§ **AIM OF THE TASK**: Your task is to count the lines of the entries below that include the word "counter" and to give only the resulting number.

....................

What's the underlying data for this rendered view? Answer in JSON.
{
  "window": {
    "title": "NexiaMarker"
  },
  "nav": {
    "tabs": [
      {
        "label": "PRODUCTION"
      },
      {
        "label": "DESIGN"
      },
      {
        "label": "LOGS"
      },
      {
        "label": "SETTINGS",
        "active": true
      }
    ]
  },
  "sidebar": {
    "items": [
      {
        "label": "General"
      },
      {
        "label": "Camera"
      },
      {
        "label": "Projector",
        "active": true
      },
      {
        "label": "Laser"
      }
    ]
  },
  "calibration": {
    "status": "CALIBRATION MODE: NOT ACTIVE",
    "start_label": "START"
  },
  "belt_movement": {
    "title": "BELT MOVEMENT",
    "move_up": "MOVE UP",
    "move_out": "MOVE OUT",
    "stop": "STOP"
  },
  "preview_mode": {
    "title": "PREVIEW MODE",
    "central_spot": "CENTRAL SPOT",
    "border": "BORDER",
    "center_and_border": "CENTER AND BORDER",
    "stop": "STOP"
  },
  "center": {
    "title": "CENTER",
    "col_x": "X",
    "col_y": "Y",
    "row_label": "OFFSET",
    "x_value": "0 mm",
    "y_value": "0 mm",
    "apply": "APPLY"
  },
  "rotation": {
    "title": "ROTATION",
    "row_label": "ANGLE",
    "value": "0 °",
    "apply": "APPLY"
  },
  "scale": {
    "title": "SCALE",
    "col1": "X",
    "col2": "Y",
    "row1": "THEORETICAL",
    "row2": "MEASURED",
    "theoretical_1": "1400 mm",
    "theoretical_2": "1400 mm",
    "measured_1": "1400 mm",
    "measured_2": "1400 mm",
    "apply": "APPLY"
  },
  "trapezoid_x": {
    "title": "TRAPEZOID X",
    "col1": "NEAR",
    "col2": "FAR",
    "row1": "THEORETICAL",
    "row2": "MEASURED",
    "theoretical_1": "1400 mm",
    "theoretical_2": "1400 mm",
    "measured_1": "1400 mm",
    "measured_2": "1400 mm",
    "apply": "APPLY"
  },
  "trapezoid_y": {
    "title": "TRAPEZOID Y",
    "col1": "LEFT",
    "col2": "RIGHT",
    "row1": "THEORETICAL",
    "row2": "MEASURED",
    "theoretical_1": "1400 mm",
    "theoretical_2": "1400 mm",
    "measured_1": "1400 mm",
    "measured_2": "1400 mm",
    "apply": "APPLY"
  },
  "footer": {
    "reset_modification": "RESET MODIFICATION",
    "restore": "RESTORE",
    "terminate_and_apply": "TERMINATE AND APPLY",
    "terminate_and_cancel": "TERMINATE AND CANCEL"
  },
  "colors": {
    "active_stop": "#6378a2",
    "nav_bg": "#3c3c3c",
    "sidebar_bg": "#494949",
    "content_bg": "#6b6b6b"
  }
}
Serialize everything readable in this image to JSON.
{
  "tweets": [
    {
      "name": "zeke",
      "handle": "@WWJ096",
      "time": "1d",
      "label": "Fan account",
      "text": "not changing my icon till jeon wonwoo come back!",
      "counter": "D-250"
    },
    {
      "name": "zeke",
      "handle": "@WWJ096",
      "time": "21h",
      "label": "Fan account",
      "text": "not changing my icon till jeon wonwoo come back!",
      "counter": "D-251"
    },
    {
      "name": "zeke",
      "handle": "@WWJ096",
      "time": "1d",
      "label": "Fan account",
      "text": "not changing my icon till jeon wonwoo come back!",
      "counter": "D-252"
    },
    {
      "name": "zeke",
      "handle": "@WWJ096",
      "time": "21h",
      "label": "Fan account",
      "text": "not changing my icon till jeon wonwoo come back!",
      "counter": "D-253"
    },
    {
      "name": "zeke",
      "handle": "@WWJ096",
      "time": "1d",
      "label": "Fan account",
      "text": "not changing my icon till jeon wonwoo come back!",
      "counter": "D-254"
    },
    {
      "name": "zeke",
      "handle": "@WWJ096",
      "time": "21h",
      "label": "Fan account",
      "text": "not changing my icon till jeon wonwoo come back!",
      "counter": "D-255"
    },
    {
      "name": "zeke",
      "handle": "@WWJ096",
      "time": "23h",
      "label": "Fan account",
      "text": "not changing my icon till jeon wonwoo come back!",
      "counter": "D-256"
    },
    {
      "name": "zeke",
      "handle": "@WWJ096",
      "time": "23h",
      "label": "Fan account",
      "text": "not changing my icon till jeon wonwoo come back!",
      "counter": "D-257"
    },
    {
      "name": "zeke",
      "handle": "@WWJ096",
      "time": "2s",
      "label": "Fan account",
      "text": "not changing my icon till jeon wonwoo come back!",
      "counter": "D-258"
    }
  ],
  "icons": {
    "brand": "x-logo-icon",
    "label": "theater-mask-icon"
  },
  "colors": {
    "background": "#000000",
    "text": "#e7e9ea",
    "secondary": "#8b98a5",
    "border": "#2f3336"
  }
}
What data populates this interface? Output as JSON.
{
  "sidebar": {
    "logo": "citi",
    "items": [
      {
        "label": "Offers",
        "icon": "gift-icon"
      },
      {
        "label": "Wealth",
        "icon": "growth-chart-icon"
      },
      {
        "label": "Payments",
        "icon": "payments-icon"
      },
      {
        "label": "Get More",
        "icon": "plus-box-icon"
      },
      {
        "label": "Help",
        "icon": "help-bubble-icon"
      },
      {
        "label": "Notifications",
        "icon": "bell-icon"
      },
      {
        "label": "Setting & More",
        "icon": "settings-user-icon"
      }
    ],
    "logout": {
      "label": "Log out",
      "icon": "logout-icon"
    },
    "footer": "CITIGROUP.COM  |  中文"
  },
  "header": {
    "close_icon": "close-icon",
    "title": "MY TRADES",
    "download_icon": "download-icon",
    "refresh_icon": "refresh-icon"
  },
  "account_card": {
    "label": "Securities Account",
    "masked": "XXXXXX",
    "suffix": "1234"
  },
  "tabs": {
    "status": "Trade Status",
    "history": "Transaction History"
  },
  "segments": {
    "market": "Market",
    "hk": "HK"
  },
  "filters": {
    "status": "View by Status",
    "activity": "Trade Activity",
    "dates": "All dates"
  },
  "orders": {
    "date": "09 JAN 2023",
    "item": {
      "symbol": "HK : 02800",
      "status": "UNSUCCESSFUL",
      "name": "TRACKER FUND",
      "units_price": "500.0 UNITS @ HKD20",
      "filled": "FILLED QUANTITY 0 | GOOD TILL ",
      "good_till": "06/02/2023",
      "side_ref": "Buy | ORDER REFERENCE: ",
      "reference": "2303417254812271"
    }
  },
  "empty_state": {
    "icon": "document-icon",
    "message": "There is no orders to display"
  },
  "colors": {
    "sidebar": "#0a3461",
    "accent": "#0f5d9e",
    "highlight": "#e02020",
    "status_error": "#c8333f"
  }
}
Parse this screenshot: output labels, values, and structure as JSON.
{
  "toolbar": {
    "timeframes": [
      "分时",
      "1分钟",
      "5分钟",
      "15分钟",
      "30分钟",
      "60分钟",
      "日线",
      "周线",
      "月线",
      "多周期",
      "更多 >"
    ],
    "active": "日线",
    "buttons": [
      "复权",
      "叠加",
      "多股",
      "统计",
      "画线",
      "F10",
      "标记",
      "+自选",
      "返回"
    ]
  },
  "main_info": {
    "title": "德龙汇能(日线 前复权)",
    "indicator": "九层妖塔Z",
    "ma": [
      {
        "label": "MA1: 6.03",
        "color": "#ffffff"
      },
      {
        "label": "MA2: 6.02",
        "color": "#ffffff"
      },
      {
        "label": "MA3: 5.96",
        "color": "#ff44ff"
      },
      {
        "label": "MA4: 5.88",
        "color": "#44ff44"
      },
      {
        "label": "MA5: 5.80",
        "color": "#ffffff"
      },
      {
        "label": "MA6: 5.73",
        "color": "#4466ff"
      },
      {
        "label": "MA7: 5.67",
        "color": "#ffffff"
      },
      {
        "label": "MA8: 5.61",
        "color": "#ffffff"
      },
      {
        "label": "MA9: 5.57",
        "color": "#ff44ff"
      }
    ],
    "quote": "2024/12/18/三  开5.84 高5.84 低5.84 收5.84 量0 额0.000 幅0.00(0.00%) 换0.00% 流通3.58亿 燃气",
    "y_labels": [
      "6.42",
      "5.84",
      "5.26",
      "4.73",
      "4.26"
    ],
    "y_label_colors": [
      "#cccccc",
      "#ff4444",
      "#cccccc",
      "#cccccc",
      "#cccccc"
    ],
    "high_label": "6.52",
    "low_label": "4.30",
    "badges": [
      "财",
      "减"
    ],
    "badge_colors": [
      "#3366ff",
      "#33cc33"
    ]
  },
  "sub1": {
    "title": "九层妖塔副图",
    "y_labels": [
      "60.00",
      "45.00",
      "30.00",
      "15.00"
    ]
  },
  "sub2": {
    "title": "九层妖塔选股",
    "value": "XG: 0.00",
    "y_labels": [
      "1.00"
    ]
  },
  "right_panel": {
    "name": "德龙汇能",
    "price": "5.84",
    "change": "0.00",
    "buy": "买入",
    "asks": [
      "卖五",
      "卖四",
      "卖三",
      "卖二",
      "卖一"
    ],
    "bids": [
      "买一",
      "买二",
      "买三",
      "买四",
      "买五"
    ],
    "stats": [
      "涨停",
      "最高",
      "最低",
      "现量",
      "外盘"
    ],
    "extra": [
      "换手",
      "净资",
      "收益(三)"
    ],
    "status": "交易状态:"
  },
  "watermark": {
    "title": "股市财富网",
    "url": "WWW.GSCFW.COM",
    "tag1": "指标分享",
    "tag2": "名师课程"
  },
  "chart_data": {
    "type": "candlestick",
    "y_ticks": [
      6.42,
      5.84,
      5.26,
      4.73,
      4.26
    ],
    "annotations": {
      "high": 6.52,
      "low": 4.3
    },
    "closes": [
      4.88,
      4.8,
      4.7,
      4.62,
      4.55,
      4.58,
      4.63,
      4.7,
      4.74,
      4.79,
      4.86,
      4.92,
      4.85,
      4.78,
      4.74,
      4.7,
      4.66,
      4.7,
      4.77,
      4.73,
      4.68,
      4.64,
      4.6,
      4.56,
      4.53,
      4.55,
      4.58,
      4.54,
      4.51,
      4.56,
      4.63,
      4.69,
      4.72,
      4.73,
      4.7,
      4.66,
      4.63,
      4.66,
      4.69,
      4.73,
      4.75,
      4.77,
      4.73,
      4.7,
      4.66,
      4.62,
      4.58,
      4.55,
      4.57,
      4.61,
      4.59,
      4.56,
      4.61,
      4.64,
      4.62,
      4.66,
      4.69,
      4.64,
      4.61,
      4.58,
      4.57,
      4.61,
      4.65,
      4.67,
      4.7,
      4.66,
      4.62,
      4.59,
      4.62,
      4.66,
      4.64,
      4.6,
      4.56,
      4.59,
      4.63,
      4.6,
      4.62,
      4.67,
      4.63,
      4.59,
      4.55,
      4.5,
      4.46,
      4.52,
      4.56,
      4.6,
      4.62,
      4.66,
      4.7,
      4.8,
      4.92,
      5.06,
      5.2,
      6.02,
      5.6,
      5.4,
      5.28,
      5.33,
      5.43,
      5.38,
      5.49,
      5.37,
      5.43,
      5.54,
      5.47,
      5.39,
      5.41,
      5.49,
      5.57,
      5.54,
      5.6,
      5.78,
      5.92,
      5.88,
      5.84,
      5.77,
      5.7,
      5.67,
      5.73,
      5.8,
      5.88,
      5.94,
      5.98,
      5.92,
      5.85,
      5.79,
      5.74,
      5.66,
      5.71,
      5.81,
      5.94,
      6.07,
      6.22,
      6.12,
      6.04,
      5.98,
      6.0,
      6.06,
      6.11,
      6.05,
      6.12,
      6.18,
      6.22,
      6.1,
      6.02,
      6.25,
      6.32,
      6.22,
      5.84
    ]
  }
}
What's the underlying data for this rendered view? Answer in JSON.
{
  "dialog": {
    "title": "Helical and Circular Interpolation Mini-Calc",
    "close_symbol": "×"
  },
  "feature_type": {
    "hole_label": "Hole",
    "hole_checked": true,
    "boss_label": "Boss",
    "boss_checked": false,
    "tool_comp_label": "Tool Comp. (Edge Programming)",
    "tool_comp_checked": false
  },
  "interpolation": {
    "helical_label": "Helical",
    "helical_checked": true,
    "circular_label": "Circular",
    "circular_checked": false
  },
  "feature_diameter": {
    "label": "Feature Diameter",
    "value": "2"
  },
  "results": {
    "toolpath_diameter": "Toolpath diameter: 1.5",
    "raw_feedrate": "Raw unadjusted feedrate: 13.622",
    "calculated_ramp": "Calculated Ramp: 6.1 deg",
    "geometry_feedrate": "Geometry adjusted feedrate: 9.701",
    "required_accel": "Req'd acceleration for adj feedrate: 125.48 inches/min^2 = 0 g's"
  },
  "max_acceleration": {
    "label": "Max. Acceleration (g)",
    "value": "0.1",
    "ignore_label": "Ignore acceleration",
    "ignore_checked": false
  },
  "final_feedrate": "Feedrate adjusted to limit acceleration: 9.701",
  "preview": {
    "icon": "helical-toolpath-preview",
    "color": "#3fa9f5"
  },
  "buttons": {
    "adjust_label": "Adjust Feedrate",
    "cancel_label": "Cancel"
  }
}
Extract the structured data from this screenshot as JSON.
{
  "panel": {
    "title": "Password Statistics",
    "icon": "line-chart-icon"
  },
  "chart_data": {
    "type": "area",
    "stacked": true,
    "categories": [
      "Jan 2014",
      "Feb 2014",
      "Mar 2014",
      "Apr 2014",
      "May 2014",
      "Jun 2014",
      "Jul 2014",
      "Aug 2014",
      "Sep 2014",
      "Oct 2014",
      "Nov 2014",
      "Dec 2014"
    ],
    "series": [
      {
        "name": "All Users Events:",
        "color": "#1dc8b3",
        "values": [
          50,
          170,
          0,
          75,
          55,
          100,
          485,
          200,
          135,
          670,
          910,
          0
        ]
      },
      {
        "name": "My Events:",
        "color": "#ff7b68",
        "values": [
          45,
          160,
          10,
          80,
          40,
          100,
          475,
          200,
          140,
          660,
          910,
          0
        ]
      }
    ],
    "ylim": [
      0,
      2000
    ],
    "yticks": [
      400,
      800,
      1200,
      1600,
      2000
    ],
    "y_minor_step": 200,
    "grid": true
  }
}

....................

§ **TASK RESULT**: 9